■ WHAT IS NEEDED ■
Could you print every record below exactly as it appears?
(begin)
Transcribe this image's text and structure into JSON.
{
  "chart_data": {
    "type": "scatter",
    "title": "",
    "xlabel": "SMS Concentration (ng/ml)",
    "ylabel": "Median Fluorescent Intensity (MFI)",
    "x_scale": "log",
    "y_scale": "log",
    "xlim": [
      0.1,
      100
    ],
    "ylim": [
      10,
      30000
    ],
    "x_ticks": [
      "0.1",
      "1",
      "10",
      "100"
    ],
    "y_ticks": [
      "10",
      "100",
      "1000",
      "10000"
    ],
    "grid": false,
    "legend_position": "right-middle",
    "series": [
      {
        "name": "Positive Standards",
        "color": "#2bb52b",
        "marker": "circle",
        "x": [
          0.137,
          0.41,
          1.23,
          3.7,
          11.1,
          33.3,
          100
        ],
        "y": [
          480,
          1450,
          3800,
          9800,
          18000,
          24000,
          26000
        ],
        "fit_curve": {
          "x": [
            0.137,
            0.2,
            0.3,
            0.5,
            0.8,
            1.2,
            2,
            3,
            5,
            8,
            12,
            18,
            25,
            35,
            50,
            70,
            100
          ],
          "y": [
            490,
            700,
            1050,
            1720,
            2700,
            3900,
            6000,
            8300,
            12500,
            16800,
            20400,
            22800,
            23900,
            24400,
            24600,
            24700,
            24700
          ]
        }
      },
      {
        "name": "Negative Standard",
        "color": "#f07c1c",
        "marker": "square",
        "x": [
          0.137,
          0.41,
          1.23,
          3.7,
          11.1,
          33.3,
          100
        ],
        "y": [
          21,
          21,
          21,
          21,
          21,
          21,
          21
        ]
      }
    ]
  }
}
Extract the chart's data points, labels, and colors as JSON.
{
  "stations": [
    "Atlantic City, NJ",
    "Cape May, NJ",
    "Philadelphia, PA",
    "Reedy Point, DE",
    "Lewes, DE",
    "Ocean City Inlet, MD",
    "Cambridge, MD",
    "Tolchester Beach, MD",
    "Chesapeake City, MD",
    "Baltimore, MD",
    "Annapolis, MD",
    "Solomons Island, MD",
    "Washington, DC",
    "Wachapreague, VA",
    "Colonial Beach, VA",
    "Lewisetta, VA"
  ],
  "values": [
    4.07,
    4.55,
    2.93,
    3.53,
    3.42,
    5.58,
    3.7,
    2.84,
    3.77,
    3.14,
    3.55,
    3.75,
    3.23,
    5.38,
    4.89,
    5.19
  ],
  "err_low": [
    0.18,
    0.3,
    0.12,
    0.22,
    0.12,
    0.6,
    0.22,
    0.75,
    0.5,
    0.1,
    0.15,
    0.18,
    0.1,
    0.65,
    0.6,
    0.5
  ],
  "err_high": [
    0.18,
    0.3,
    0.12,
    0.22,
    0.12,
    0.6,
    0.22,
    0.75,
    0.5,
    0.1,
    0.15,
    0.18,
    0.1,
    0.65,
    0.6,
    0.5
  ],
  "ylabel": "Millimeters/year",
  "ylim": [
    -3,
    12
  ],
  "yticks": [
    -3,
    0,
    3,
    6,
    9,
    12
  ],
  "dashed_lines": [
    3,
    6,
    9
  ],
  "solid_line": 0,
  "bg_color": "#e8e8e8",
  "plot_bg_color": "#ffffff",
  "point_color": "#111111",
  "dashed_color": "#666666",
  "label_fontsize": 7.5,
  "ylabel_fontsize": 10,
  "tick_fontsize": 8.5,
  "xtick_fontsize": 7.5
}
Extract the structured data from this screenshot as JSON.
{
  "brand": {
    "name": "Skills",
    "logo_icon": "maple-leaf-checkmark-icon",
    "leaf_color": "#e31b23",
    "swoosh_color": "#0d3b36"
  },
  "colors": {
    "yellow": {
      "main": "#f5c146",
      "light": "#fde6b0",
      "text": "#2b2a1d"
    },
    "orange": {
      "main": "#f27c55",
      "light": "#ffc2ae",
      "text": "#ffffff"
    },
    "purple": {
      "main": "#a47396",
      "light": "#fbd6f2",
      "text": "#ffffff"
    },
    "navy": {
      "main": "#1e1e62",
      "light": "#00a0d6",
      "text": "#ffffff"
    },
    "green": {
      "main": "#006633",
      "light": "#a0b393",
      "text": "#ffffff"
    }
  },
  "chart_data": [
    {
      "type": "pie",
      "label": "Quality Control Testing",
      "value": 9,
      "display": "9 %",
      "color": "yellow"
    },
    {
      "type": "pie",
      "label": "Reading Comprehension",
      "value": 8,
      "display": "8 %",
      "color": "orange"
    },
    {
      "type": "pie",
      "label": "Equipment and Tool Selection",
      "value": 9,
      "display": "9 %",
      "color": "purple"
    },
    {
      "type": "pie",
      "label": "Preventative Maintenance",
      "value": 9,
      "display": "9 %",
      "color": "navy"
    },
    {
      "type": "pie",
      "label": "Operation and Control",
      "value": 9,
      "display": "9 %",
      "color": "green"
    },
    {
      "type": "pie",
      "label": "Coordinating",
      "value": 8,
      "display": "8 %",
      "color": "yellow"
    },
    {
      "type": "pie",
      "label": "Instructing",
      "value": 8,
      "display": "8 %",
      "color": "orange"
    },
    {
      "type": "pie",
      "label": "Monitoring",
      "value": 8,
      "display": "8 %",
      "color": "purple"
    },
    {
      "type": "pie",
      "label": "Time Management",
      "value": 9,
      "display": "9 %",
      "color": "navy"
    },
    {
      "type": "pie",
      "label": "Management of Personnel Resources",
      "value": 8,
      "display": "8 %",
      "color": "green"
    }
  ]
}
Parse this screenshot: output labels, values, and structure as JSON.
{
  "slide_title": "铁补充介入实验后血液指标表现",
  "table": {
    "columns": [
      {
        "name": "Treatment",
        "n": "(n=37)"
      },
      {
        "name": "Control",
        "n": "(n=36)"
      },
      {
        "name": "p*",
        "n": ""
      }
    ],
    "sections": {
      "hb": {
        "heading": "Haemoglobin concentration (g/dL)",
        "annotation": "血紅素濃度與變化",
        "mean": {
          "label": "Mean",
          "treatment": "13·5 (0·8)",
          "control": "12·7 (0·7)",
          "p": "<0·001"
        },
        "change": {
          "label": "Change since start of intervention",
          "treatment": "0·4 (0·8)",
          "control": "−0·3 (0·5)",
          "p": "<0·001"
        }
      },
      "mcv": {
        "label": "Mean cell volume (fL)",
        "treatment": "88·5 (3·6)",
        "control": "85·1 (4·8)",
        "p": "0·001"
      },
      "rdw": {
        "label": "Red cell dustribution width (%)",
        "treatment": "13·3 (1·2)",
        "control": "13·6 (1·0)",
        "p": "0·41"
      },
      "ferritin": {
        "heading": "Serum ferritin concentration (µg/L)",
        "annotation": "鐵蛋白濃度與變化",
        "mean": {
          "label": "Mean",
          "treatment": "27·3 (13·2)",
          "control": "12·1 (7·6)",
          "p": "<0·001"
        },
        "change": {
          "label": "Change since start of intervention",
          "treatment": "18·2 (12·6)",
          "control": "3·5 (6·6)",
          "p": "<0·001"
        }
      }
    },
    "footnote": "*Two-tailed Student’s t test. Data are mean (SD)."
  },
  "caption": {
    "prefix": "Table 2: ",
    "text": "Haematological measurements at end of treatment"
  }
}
(end)
■ REPLY TO THE TASK ■
Transcribe this image's text and structure into JSON.
{
  "chart_data": {
    "type": "scatter",
    "title": "",
    "xlabel": "SMS Concentration (ng/ml)",
    "ylabel": "Median Fluorescent Intensity (MFI)",
    "x_scale": "log",
    "y_scale": "log",
    "xlim": [
      0.1,
      100
    ],
    "ylim": [
      10,
      30000
    ],
    "x_ticks": [
      "0.1",
      "1",
      "10",
      "100"
    ],
    "y_ticks": [
      "10",
      "100",
      "1000",
      "10000"
    ],
    "grid": false,
    "legend_position": "right-middle",
    "series": [
      {
        "name": "Positive Standards",
        "color": "#2bb52b",
        "marker": "circle",
        "x": [
          0.137,
          0.41,
          1.23,
          3.7,
          11.1,
          33.3,
          100
        ],
        "y": [
          480,
          1450,
          3800,
          9800,
          18000,
          24000,
          26000
        ],
        "fit_curve": {
          "x": [
            0.137,
            0.2,
            0.3,
            0.5,
            0.8,
            1.2,
            2,
            3,
            5,
            8,
            12,
            18,
            25,
            35,
            50,
            70,
            100
          ],
          "y": [
            490,
            700,
            1050,
            1720,
            2700,
            3900,
            6000,
            8300,
            12500,
            16800,
            20400,
            22800,
            23900,
            24400,
            24600,
            24700,
            24700
          ]
        }
      },
      {
        "name": "Negative Standard",
        "color": "#f07c1c",
        "marker": "square",
        "x": [
          0.137,
          0.41,
          1.23,
          3.7,
          11.1,
          33.3,
          100
        ],
        "y": [
          21,
          21,
          21,
          21,
          21,
          21,
          21
        ]
      }
    ]
  }
}
Extract the chart's data points, labels, and colors as JSON.
{
  "stations": [
    "Atlantic City, NJ",
    "Cape May, NJ",
    "Philadelphia, PA",
    "Reedy Point, DE",
    "Lewes, DE",
    "Ocean City Inlet, MD",
    "Cambridge, MD",
    "Tolchester Beach, MD",
    "Chesapeake City, MD",
    "Baltimore, MD",
    "Annapolis, MD",
    "Solomons Island, MD",
    "Washington, DC",
    "Wachapreague, VA",
    "Colonial Beach, VA",
    "Lewisetta, VA"
  ],
  "values": [
    4.07,
    4.55,
    2.93,
    3.53,
    3.42,
    5.58,
    3.7,
    2.84,
    3.77,
    3.14,
    3.55,
    3.75,
    3.23,
    5.38,
    4.89,
    5.19
  ],
  "err_low": [
    0.18,
    0.3,
    0.12,
    0.22,
    0.12,
    0.6,
    0.22,
    0.75,
    0.5,
    0.1,
    0.15,
    0.18,
    0.1,
    0.65,
    0.6,
    0.5
  ],
  "err_high": [
    0.18,
    0.3,
    0.12,
    0.22,
    0.12,
    0.6,
    0.22,
    0.75,
    0.5,
    0.1,
    0.15,
    0.18,
    0.1,
    0.65,
    0.6,
    0.5
  ],
  "ylabel": "Millimeters/year",
  "ylim": [
    -3,
    12
  ],
  "yticks": [
    -3,
    0,
    3,
    6,
    9,
    12
  ],
  "dashed_lines": [
    3,
    6,
    9
  ],
  "solid_line": 0,
  "bg_color": "#e8e8e8",
  "plot_bg_color": "#ffffff",
  "point_color": "#111111",
  "dashed_color": "#666666",
  "label_fontsize": 7.5,
  "ylabel_fontsize": 10,
  "tick_fontsize": 8.5,
  "xtick_fontsize": 7.5
}
Extract the structured data from this screenshot as JSON.
{
  "brand": {
    "name": "Skills",
    "logo_icon": "maple-leaf-checkmark-icon",
    "leaf_color": "#e31b23",
    "swoosh_color": "#0d3b36"
  },
  "colors": {
    "yellow": {
      "main": "#f5c146",
      "light": "#fde6b0",
      "text": "#2b2a1d"
    },
    "orange": {
      "main": "#f27c55",
      "light": "#ffc2ae",
      "text": "#ffffff"
    },
    "purple": {
      "main": "#a47396",
      "light": "#fbd6f2",
      "text": "#ffffff"
    },
    "navy": {
      "main": "#1e1e62",
      "light": "#00a0d6",
      "text": "#ffffff"
    },
    "green": {
      "main": "#006633",
      "light": "#a0b393",
      "text": "#ffffff"
    }
  },
  "chart_data": [
    {
      "type": "pie",
      "label": "Quality Control Testing",
      "value": 9,
      "display": "9 %",
      "color": "yellow"
    },
    {
      "type": "pie",
      "label": "Reading Comprehension",
      "value": 8,
      "display": "8 %",
      "color": "orange"
    },
    {
      "type": "pie",
      "label": "Equipment and Tool Selection",
      "value": 9,
      "display": "9 %",
      "color": "purple"
    },
    {
      "type": "pie",
      "label": "Preventative Maintenance",
      "value": 9,
      "display": "9 %",
      "color": "navy"
    },
    {
      "type": "pie",
      "label": "Operation and Control",
      "value": 9,
      "display": "9 %",
      "color": "green"
    },
    {
      "type": "pie",
      "label": "Coordinating",
      "value": 8,
      "display": "8 %",
      "color": "yellow"
    },
    {
      "type": "pie",
      "label": "Instructing",
      "value": 8,
      "display": "8 %",
      "color": "orange"
    },
    {
      "type": "pie",
      "label": "Monitoring",
      "value": 8,
      "display": "8 %",
      "color": "purple"
    },
    {
      "type": "pie",
      "label": "Time Management",
      "value": 9,
      "display": "9 %",
      "color": "navy"
    },
    {
      "type": "pie",
      "label": "Management of Personnel Resources",
      "value": 8,
      "display": "8 %",
      "color": "green"
    }
  ]
}
Parse this screenshot: output labels, values, and structure as JSON.
{
  "slide_title": "铁补充介入实验后血液指标表现",
  "table": {
    "columns": [
      {
        "name": "Treatment",
        "n": "(n=37)"
      },
      {
        "name": "Control",
        "n": "(n=36)"
      },
      {
        "name": "p*",
        "n": ""
      }
    ],
    "sections": {
      "hb": {
        "heading": "Haemoglobin concentration (g/dL)",
        "annotation": "血紅素濃度與變化",
        "mean": {
          "label": "Mean",
          "treatment": "13·5 (0·8)",
          "control": "12·7 (0·7)",
          "p": "<0·001"
        },
        "change": {
          "label": "Change since start of intervention",
          "treatment": "0·4 (0·8)",
          "control": "−0·3 (0·5)",
          "p": "<0·001"
        }
      },
      "mcv": {
        "label": "Mean cell volume (fL)",
        "treatment": "88·5 (3·6)",
        "control": "85·1 (4·8)",
        "p": "0·001"
      },
      "rdw": {
        "label": "Red cell dustribution width (%)",
        "treatment": "13·3 (1·2)",
        "control": "13·6 (1·0)",
        "p": "0·41"
      },
      "ferritin": {
        "heading": "Serum ferritin concentration (µg/L)",
        "annotation": "鐵蛋白濃度與變化",
        "mean": {
          "label": "Mean",
          "treatment": "27·3 (13·2)",
          "control": "12·1 (7·6)",
          "p": "<0·001"
        },
        "change": {
          "label": "Change since start of intervention",
          "treatment": "18·2 (12·6)",
          "control": "3·5 (6·6)",
          "p": "<0·001"
        }
      }
    },
    "footnote": "*Two-tailed Student’s t test. Data are mean (SD)."
  },
  "caption": {
    "prefix": "Table 2: ",
    "text": "Haematological measurements at end of treatment"
  }
}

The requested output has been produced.